# Start of INFORMATION SHOWN

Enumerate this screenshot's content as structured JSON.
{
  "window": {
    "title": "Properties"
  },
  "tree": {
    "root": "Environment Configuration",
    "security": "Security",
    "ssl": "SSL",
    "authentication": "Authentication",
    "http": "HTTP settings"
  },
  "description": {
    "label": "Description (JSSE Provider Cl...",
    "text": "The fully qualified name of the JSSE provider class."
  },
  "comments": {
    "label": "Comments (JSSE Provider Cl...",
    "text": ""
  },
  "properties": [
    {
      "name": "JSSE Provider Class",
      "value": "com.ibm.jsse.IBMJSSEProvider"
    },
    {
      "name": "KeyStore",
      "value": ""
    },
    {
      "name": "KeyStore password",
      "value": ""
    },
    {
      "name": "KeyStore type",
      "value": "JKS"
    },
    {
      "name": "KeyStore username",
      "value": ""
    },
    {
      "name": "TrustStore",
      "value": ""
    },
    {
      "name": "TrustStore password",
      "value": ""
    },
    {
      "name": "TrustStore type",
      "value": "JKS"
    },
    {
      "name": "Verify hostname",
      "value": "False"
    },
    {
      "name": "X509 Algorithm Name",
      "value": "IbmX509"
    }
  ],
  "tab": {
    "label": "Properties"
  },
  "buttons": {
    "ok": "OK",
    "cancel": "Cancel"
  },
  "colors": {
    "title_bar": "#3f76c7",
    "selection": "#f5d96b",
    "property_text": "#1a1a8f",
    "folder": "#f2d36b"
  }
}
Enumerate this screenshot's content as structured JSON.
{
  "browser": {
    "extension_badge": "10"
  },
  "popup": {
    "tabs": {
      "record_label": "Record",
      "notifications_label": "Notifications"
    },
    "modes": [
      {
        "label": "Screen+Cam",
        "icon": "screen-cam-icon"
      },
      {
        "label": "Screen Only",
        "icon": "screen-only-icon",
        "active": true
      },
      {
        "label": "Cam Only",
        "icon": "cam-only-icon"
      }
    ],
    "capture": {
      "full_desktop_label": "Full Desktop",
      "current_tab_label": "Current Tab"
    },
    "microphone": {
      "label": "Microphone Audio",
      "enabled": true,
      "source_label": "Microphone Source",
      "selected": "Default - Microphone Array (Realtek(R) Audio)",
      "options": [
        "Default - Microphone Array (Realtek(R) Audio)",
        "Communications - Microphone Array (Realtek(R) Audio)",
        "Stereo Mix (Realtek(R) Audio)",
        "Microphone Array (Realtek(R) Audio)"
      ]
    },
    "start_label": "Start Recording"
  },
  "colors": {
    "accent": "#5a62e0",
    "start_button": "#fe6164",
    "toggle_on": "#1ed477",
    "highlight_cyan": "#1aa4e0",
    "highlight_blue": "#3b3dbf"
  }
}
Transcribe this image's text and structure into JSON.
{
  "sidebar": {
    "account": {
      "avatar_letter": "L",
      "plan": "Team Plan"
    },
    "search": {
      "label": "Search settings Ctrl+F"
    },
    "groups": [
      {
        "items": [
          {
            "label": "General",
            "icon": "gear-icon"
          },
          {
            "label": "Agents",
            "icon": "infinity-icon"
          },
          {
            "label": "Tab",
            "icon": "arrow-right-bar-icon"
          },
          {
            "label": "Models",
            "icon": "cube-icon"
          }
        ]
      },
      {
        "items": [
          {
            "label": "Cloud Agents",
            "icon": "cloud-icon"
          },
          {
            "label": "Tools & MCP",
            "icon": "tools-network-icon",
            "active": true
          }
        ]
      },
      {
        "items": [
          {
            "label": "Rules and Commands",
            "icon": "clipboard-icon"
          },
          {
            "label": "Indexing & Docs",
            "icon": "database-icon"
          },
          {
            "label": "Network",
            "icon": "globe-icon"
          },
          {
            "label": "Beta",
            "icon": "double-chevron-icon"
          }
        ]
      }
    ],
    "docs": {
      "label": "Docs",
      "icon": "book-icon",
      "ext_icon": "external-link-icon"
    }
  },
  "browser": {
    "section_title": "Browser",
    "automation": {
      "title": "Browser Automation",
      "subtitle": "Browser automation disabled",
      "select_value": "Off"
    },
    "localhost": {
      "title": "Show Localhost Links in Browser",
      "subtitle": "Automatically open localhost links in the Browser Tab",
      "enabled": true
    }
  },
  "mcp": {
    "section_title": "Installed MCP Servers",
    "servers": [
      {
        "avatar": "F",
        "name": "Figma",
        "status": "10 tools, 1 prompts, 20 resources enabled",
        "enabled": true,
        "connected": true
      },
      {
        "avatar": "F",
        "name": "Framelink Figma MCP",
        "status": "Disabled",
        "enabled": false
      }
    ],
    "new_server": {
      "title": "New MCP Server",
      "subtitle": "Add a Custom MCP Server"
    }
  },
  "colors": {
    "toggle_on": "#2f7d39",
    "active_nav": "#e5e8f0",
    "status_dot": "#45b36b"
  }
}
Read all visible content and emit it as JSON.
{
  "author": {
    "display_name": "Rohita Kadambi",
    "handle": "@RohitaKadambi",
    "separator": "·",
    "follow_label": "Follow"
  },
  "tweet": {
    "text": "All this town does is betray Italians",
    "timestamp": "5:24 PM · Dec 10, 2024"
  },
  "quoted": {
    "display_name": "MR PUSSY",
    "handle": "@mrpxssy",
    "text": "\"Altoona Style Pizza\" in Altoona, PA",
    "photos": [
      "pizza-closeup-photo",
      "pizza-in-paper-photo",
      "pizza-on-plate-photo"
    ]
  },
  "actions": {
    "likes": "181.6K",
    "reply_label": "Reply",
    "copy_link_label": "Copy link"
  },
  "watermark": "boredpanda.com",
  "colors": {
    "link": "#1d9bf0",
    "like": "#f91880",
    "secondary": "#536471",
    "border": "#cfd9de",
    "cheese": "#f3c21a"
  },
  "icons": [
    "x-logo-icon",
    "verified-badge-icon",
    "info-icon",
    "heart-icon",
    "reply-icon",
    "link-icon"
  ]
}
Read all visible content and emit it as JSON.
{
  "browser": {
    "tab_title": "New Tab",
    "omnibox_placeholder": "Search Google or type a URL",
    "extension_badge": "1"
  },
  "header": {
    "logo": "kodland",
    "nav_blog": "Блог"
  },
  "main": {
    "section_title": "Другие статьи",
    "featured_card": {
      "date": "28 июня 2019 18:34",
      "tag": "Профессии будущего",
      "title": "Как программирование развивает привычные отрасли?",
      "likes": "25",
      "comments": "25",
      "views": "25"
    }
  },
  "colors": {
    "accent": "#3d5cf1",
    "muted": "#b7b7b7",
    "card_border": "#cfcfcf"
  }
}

# End of INFORMATION SHOWN

### GIVEN REQUEST
Identify all lines in the records above with the word "subtitle".

### SOLUTION TO THIS TASK
      "subtitle": "Browser automation disabled",
      "subtitle": "Automatically open localhost links in the Browser Tab",
      "subtitle": "Add a Custom MCP Server"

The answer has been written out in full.